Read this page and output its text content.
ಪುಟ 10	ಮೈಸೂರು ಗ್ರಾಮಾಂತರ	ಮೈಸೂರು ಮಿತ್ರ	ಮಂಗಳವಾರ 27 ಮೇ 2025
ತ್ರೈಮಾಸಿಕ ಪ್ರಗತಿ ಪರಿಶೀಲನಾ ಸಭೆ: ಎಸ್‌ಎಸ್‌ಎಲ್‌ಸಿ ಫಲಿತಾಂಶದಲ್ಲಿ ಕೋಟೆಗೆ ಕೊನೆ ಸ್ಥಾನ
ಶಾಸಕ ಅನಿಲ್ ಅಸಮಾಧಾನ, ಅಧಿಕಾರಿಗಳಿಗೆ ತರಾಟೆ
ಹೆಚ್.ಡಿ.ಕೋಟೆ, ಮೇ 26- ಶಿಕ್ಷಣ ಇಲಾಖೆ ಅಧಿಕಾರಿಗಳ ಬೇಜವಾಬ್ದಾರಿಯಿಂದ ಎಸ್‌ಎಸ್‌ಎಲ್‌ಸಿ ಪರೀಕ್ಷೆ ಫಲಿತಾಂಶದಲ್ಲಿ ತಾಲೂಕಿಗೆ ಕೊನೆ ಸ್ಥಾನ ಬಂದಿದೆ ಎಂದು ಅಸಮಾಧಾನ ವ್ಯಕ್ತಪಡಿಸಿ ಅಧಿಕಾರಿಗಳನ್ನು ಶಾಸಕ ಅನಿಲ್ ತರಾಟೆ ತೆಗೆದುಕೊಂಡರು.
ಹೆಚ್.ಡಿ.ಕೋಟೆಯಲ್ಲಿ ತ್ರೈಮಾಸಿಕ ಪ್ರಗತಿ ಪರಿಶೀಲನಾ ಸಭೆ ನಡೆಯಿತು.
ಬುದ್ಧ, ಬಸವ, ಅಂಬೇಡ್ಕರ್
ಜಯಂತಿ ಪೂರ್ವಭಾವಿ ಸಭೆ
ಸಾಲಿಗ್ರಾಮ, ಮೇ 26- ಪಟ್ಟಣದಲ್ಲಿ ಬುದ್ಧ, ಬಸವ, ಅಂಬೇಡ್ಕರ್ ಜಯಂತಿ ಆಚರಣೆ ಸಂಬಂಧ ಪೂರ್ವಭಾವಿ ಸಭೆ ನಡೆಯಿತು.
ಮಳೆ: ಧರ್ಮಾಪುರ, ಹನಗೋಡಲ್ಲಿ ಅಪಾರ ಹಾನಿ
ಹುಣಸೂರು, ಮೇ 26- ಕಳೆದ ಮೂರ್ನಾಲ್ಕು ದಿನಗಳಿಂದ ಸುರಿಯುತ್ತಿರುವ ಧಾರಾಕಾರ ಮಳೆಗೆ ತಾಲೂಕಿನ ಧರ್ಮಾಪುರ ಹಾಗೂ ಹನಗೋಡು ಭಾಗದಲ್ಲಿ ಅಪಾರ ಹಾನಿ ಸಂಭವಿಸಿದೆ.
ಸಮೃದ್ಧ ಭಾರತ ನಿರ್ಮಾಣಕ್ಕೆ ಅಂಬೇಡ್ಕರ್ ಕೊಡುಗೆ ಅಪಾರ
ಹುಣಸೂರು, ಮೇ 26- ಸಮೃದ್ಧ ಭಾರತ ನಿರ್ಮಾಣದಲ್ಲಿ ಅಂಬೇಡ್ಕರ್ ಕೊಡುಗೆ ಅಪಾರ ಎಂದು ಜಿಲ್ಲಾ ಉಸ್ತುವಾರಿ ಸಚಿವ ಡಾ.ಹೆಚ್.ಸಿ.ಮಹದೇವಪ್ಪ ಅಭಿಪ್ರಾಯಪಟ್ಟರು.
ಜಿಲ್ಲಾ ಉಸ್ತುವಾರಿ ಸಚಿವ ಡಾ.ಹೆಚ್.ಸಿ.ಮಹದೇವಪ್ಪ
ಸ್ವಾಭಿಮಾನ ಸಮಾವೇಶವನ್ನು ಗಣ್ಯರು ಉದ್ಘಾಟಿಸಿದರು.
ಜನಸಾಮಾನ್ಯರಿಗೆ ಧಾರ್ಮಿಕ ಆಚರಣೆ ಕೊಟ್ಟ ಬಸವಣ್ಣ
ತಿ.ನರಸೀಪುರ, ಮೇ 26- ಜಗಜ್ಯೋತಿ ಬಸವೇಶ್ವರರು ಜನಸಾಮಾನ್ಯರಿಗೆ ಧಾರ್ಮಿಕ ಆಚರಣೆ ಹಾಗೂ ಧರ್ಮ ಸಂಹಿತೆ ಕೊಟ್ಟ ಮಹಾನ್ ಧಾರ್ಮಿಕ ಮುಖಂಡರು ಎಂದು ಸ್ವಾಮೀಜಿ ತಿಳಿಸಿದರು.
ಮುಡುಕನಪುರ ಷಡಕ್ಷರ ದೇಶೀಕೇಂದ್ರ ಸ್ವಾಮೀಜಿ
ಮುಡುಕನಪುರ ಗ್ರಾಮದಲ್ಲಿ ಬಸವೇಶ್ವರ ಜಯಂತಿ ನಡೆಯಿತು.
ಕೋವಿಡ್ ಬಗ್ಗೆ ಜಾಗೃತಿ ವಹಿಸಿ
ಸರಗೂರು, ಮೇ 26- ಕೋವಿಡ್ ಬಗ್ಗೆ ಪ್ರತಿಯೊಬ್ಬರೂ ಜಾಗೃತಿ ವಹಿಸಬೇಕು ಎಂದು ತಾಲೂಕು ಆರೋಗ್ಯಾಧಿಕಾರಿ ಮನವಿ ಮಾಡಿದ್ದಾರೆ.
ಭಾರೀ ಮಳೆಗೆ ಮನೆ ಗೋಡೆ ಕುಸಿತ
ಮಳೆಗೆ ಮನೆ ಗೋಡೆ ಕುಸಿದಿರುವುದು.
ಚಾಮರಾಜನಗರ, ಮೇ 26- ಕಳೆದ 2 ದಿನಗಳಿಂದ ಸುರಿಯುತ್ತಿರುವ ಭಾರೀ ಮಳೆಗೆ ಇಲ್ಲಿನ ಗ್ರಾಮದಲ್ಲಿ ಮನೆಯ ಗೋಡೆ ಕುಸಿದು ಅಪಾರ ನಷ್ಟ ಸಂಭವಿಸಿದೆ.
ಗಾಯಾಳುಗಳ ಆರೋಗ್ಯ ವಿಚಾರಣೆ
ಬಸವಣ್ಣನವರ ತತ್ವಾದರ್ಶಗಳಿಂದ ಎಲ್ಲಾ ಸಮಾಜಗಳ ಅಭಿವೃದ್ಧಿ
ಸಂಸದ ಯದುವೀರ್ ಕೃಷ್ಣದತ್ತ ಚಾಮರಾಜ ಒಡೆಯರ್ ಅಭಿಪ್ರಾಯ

---+---

OBJECTIVE
In the entries above, identify every line with the string "ಆಚರಣ".

WORKED SOLUTION
ಸಾಲಿಗ್ರಾಮ, ಮೇ 26- ಪಟ್ಟಣದಲ್ಲಿ ಬುದ್ಧ, ಬಸವ, ಅಂಬೇಡ್ಕರ್ ಜಯಂತಿ ಆಚರಣೆ ಸಂಬಂಧ ಪೂರ್ವಭಾವಿ ಸಭೆ ನಡೆಯಿತು.
ಜನಸಾಮಾನ್ಯರಿಗೆ ಧಾರ್ಮಿಕ ಆಚರಣೆ ಕೊಟ್ಟ ಬಸವಣ್ಣ
ತಿ.ನರಸೀಪುರ, ಮೇ 26- ಜಗಜ್ಯೋತಿ ಬಸವೇಶ್ವರರು ಜನಸಾಮಾನ್ಯರಿಗೆ ಧಾರ್ಮಿಕ ಆಚರಣೆ ಹಾಗೂ ಧರ್ಮ ಸಂಹಿತೆ ಕೊಟ್ಟ ಮಹಾನ್ ಧಾರ್ಮಿಕ ಮುಖಂಡರು ಎಂದು ಸ್ವಾಮೀಜಿ ತಿಳಿಸಿದರು.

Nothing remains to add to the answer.